▶ _Document text_

· · · · · · ·

I have to hand it to the Chinese. Why waste a bunch of money firing nuclear missiles at us, setting off World War III when you can just knock us off one at a time, starting with our children.

The vile plot came to light a couple days ago. U.S. Customs agents spotted 229 cartons of Halloween pirate costumes destined for a distributor in the Seattle area. Each costume, all 1,371 of them, contained 11 times the legal limit of lead.

Yes, the Chinese are continuing to try to knock off future generations of capitalist pig children in the U.S. by poisoning their trick or treat costumes.

Great. It’s not enough that kids have to worry about tampered candy laced with LSD and heroin. Oh, wait, that was back when I was a kid. My mother used to warn me not to take candy from strangers and any suspect candy she would hold onto. As noted previously, the suspected candy was almost always Snickers bars, 3 Musketeers, Milky Ways and Reeses Peanut Butter Cups, which all, oddly enough, were also my mother’s favorites.

· · · · · · ·

▶ _Stored data_
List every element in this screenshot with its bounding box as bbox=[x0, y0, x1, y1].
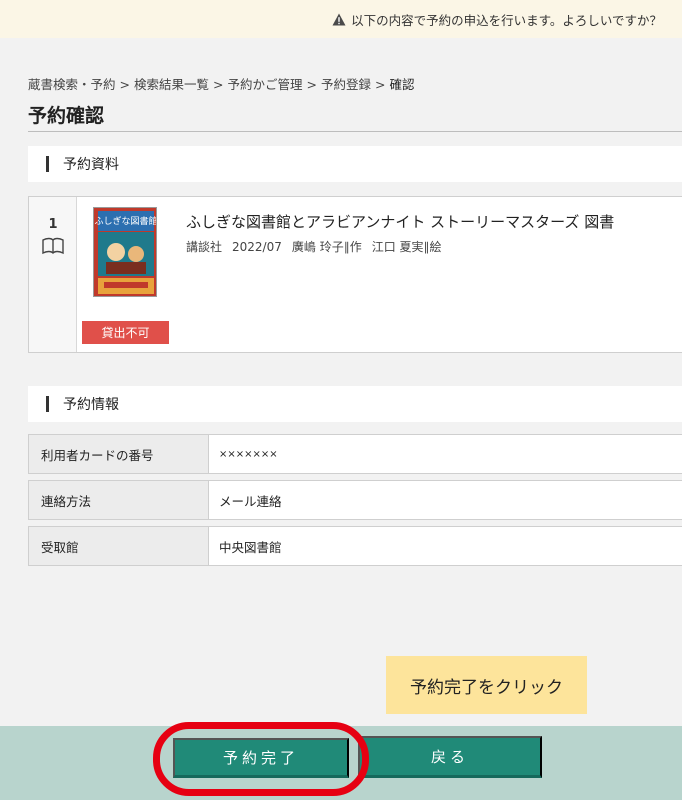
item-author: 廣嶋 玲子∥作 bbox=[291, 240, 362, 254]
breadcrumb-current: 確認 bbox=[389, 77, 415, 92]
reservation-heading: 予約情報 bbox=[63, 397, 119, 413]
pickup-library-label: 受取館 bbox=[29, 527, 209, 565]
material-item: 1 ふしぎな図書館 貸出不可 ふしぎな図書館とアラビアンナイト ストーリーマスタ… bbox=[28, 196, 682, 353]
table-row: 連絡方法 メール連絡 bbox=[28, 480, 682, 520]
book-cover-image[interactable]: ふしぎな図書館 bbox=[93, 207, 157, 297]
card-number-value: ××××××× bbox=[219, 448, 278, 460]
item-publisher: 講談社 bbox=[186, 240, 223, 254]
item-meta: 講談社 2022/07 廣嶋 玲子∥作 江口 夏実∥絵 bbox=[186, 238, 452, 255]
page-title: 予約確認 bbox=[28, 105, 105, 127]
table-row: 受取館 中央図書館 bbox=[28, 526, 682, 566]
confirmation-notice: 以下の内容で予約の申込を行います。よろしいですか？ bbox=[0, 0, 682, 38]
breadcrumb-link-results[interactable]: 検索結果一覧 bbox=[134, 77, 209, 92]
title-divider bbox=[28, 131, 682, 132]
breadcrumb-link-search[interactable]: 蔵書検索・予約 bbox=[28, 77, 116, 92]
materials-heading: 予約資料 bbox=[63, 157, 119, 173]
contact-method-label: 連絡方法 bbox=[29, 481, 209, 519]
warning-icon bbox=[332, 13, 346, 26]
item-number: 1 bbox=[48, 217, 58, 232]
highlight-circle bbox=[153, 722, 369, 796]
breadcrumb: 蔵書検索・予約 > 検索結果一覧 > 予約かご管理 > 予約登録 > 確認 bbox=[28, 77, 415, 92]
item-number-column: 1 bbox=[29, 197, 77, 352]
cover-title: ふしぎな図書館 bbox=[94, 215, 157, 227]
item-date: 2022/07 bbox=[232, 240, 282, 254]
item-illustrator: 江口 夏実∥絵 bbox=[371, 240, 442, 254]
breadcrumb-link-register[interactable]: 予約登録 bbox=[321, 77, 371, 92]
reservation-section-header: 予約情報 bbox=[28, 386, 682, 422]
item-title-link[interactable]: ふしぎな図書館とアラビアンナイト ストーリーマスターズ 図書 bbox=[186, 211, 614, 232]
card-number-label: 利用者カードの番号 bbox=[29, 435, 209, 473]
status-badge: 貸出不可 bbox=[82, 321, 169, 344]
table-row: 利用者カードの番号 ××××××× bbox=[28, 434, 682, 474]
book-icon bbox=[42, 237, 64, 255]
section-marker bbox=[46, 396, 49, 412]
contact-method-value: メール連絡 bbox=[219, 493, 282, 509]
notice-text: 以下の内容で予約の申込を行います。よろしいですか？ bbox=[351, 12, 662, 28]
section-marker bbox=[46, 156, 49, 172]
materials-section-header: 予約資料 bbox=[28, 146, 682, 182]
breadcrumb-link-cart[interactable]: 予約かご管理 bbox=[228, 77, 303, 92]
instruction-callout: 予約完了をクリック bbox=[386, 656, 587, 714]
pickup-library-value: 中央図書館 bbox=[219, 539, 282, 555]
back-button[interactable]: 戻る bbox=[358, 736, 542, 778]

· · · · · · ·

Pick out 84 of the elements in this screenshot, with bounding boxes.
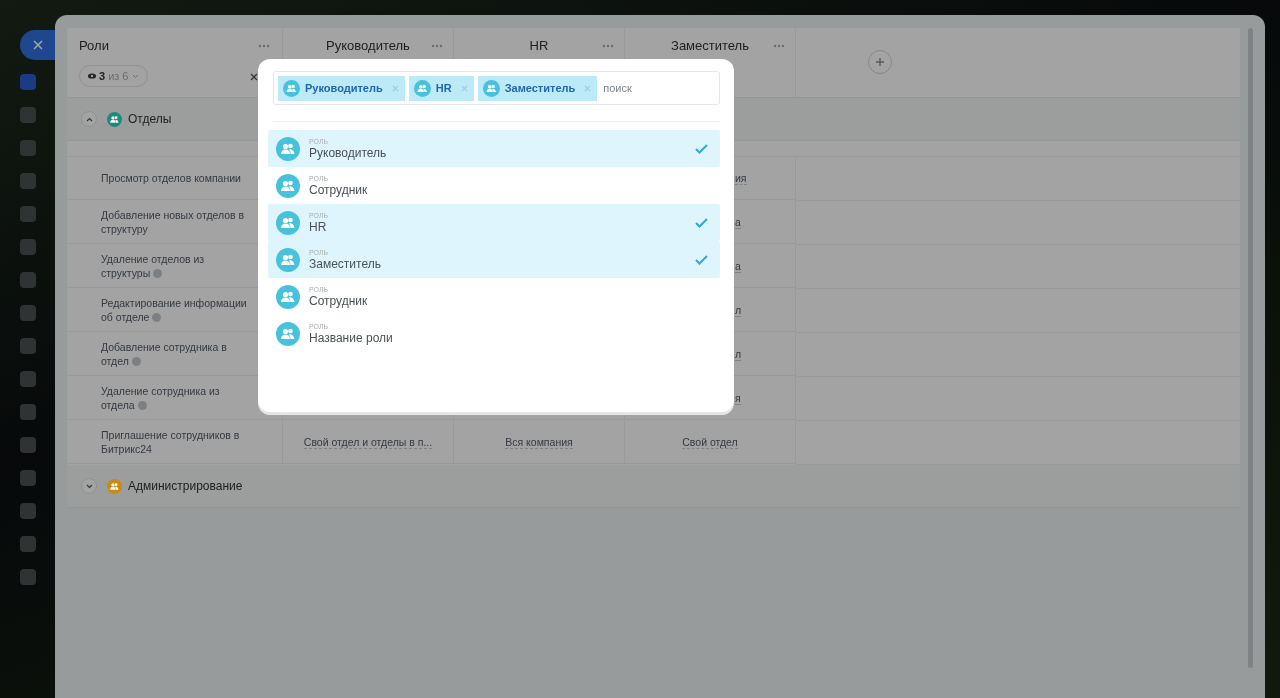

· · · · · · ·

▶ _Requirements_
[A] Repeat part of the Halloween costume post, starting at "The vile plot" and ending at "or treat costumes.".
[B] Answer these questions from the Halloween costume post:
(i) How many cartons of pirate costumes did U.S. Customs agents spot?
(ii) How many times the legal limit of lead did each costume contain?
(iii) Which candy bars were almost always the suspected candy?
[C] Translate this sentence from the Halloween costume post into Spanish: "U.S. Customs agents spotted 229 cartons of Halloween pirate costumes destined for a distributor in the Seattle area."
None of the items are needed for this work.

▶ _Solutions to each task_
[A]
The vile plot came to light a couple days ago. U.S. Customs agents spotted 229 cartons of Halloween pirate costumes destined for a distributor in the Seattle area. Each costume, all 1,371 of them, contained 11 times the legal limit of lead.

Yes, the Chinese are continuing to try to knock off future generations of capitalist pig children in the U.S. by poisoning their trick or treat costumes.

[B]
(i) 229 cartons.
(ii) 11 times the legal limit.
(iii) Snickers bars, 3 Musketeers, Milky Ways and Reeses Peanut Butter Cups.

[C] Agentes de Aduanas de EE. UU. detectaron 229 cajas de disfraces de pirata de Halloween destinadas a un distribuidor de la zona de Seattle.